◆ What you have to do ◆
Will you quote all of the entries, word for word?

Source records:

• • •

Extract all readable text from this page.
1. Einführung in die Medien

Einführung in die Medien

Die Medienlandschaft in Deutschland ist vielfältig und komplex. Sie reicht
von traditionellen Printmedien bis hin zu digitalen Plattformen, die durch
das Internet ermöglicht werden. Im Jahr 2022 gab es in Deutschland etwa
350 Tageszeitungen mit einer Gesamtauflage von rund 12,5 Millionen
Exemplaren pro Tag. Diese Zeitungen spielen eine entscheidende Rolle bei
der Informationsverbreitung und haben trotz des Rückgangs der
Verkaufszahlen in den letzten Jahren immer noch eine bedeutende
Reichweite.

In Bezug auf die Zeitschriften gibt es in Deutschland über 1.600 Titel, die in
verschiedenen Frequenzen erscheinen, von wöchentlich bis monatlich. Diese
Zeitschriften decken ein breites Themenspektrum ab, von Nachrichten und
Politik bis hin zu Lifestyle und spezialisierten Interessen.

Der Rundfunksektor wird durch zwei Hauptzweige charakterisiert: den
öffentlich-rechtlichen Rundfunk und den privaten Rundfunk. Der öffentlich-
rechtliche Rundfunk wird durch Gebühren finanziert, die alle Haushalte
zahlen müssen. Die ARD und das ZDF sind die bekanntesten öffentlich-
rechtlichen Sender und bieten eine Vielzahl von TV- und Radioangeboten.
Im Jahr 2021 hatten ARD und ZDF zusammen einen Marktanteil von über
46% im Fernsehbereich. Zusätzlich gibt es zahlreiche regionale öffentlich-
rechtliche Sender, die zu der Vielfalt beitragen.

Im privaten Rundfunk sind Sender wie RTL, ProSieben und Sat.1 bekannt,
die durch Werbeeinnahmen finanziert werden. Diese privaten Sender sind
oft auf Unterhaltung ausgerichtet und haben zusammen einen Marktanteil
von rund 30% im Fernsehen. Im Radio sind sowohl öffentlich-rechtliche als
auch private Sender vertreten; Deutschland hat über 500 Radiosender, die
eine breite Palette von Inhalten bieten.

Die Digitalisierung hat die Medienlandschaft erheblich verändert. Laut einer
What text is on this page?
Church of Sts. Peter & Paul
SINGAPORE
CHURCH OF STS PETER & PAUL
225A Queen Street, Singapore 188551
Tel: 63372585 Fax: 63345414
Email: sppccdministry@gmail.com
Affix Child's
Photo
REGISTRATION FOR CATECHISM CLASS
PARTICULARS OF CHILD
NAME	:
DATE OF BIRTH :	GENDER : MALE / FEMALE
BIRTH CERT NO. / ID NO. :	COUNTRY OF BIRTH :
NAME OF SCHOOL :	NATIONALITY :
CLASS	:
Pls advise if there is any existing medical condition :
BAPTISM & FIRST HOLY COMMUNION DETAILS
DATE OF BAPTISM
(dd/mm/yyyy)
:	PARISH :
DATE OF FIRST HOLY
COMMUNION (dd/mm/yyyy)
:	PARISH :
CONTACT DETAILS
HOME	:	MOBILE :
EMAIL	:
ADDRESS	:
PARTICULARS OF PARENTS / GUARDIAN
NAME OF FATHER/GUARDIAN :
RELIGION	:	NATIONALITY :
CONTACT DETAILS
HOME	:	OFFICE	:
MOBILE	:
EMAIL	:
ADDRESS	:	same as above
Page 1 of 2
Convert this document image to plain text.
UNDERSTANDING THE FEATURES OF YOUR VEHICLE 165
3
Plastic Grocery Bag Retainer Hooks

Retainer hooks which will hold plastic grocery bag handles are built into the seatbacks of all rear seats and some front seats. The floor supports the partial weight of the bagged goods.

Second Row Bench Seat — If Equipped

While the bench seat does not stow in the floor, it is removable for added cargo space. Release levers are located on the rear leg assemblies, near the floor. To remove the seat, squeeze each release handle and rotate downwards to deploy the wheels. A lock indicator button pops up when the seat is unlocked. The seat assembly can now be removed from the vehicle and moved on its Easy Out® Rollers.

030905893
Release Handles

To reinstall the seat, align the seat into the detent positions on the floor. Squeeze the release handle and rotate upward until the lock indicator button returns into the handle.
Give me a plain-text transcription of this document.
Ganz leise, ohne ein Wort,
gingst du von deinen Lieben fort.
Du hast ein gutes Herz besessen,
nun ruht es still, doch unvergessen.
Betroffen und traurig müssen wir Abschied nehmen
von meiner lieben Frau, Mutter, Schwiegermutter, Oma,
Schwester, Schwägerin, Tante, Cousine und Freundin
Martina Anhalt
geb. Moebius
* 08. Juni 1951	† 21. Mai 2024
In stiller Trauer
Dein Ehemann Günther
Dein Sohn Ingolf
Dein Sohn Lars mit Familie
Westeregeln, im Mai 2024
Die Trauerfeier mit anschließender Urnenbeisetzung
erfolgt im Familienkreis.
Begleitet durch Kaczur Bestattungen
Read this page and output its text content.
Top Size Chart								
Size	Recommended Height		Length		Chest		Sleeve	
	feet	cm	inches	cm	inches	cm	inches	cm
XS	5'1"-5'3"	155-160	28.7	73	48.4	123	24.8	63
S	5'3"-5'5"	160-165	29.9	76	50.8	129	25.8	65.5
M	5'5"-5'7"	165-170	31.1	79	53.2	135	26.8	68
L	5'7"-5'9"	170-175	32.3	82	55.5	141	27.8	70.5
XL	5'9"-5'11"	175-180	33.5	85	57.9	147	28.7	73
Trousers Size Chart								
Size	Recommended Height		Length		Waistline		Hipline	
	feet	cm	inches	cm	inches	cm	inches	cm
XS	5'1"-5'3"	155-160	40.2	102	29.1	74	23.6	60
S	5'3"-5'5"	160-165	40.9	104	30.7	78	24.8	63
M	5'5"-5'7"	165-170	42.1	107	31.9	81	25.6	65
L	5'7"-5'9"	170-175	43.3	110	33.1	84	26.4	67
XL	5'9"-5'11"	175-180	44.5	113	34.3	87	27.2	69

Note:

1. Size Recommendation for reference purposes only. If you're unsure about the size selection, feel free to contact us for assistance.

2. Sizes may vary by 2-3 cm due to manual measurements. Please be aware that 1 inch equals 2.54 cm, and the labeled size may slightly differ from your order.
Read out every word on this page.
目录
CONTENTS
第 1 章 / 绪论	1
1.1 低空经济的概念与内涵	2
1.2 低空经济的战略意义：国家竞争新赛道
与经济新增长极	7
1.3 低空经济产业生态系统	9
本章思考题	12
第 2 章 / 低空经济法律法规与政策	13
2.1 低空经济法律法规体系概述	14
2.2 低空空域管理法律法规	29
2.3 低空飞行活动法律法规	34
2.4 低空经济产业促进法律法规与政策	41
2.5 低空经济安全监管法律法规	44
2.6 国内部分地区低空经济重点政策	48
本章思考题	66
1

• • •

◆ Result of the task ◆
Extract all readable text from this page.
1. Einführung in die Medien

Einführung in die Medien

Die Medienlandschaft in Deutschland ist vielfältig und komplex. Sie reicht
von traditionellen Printmedien bis hin zu digitalen Plattformen, die durch
das Internet ermöglicht werden. Im Jahr 2022 gab es in Deutschland etwa
350 Tageszeitungen mit einer Gesamtauflage von rund 12,5 Millionen
Exemplaren pro Tag. Diese Zeitungen spielen eine entscheidende Rolle bei
der Informationsverbreitung und haben trotz des Rückgangs der
Verkaufszahlen in den letzten Jahren immer noch eine bedeutende
Reichweite.

In Bezug auf die Zeitschriften gibt es in Deutschland über 1.600 Titel, die in
verschiedenen Frequenzen erscheinen, von wöchentlich bis monatlich. Diese
Zeitschriften decken ein breites Themenspektrum ab, von Nachrichten und
Politik bis hin zu Lifestyle und spezialisierten Interessen.

Der Rundfunksektor wird durch zwei Hauptzweige charakterisiert: den
öffentlich-rechtlichen Rundfunk und den privaten Rundfunk. Der öffentlich-
rechtliche Rundfunk wird durch Gebühren finanziert, die alle Haushalte
zahlen müssen. Die ARD und das ZDF sind die bekanntesten öffentlich-
rechtlichen Sender und bieten eine Vielzahl von TV- und Radioangeboten.
Im Jahr 2021 hatten ARD und ZDF zusammen einen Marktanteil von über
46% im Fernsehbereich. Zusätzlich gibt es zahlreiche regionale öffentlich-
rechtliche Sender, die zu der Vielfalt beitragen.

Im privaten Rundfunk sind Sender wie RTL, ProSieben und Sat.1 bekannt,
die durch Werbeeinnahmen finanziert werden. Diese privaten Sender sind
oft auf Unterhaltung ausgerichtet und haben zusammen einen Marktanteil
von rund 30% im Fernsehen. Im Radio sind sowohl öffentlich-rechtliche als
auch private Sender vertreten; Deutschland hat über 500 Radiosender, die
eine breite Palette von Inhalten bieten.

Die Digitalisierung hat die Medienlandschaft erheblich verändert. Laut einer
What text is on this page?
Church of Sts. Peter & Paul
SINGAPORE
CHURCH OF STS PETER & PAUL
225A Queen Street, Singapore 188551
Tel: 63372585 Fax: 63345414
Email: sppccdministry@gmail.com
Affix Child's
Photo
REGISTRATION FOR CATECHISM CLASS
PARTICULARS OF CHILD
NAME	:
DATE OF BIRTH :	GENDER : MALE / FEMALE
BIRTH CERT NO. / ID NO. :	COUNTRY OF BIRTH :
NAME OF SCHOOL :	NATIONALITY :
CLASS	:
Pls advise if there is any existing medical condition :
BAPTISM & FIRST HOLY COMMUNION DETAILS
DATE OF BAPTISM
(dd/mm/yyyy)
:	PARISH :
DATE OF FIRST HOLY
COMMUNION (dd/mm/yyyy)
:	PARISH :
CONTACT DETAILS
HOME	:	MOBILE :
EMAIL	:
ADDRESS	:
PARTICULARS OF PARENTS / GUARDIAN
NAME OF FATHER/GUARDIAN :
RELIGION	:	NATIONALITY :
CONTACT DETAILS
HOME	:	OFFICE	:
MOBILE	:
EMAIL	:
ADDRESS	:	same as above
Page 1 of 2
Convert this document image to plain text.
UNDERSTANDING THE FEATURES OF YOUR VEHICLE 165
3
Plastic Grocery Bag Retainer Hooks

Retainer hooks which will hold plastic grocery bag handles are built into the seatbacks of all rear seats and some front seats. The floor supports the partial weight of the bagged goods.

Second Row Bench Seat — If Equipped

While the bench seat does not stow in the floor, it is removable for added cargo space. Release levers are located on the rear leg assemblies, near the floor. To remove the seat, squeeze each release handle and rotate downwards to deploy the wheels. A lock indicator button pops up when the seat is unlocked. The seat assembly can now be removed from the vehicle and moved on its Easy Out® Rollers.

030905893
Release Handles

To reinstall the seat, align the seat into the detent positions on the floor. Squeeze the release handle and rotate upward until the lock indicator button returns into the handle.
Give me a plain-text transcription of this document.
Ganz leise, ohne ein Wort,
gingst du von deinen Lieben fort.
Du hast ein gutes Herz besessen,
nun ruht es still, doch unvergessen.
Betroffen und traurig müssen wir Abschied nehmen
von meiner lieben Frau, Mutter, Schwiegermutter, Oma,
Schwester, Schwägerin, Tante, Cousine und Freundin
Martina Anhalt
geb. Moebius
* 08. Juni 1951	† 21. Mai 2024
In stiller Trauer
Dein Ehemann Günther
Dein Sohn Ingolf
Dein Sohn Lars mit Familie
Westeregeln, im Mai 2024
Die Trauerfeier mit anschließender Urnenbeisetzung
erfolgt im Familienkreis.
Begleitet durch Kaczur Bestattungen
Read this page and output its text content.
Top Size Chart								
Size	Recommended Height		Length		Chest		Sleeve	
	feet	cm	inches	cm	inches	cm	inches	cm
XS	5'1"-5'3"	155-160	28.7	73	48.4	123	24.8	63
S	5'3"-5'5"	160-165	29.9	76	50.8	129	25.8	65.5
M	5'5"-5'7"	165-170	31.1	79	53.2	135	26.8	68
L	5'7"-5'9"	170-175	32.3	82	55.5	141	27.8	70.5
XL	5'9"-5'11"	175-180	33.5	85	57.9	147	28.7	73
Trousers Size Chart								
Size	Recommended Height		Length		Waistline		Hipline	
	feet	cm	inches	cm	inches	cm	inches	cm
XS	5'1"-5'3"	155-160	40.2	102	29.1	74	23.6	60
S	5'3"-5'5"	160-165	40.9	104	30.7	78	24.8	63
M	5'5"-5'7"	165-170	42.1	107	31.9	81	25.6	65
L	5'7"-5'9"	170-175	43.3	110	33.1	84	26.4	67
XL	5'9"-5'11"	175-180	44.5	113	34.3	87	27.2	69

Note:

1. Size Recommendation for reference purposes only. If you're unsure about the size selection, feel free to contact us for assistance.

2. Sizes may vary by 2-3 cm due to manual measurements. Please be aware that 1 inch equals 2.54 cm, and the labeled size may slightly differ from your order.
Read out every word on this page.
目录
CONTENTS
第 1 章 / 绪论	1
1.1 低空经济的概念与内涵	2
1.2 低空经济的战略意义：国家竞争新赛道
与经济新增长极	7
1.3 低空经济产业生态系统	9
本章思考题	12
第 2 章 / 低空经济法律法规与政策	13
2.1 低空经济法律法规体系概述	14
2.2 低空空域管理法律法规	29
2.3 低空飞行活动法律法规	34
2.4 低空经济产业促进法律法规与政策	41
2.5 低空经济安全监管法律法规	44
2.6 国内部分地区低空经济重点政策	48
本章思考题	66
1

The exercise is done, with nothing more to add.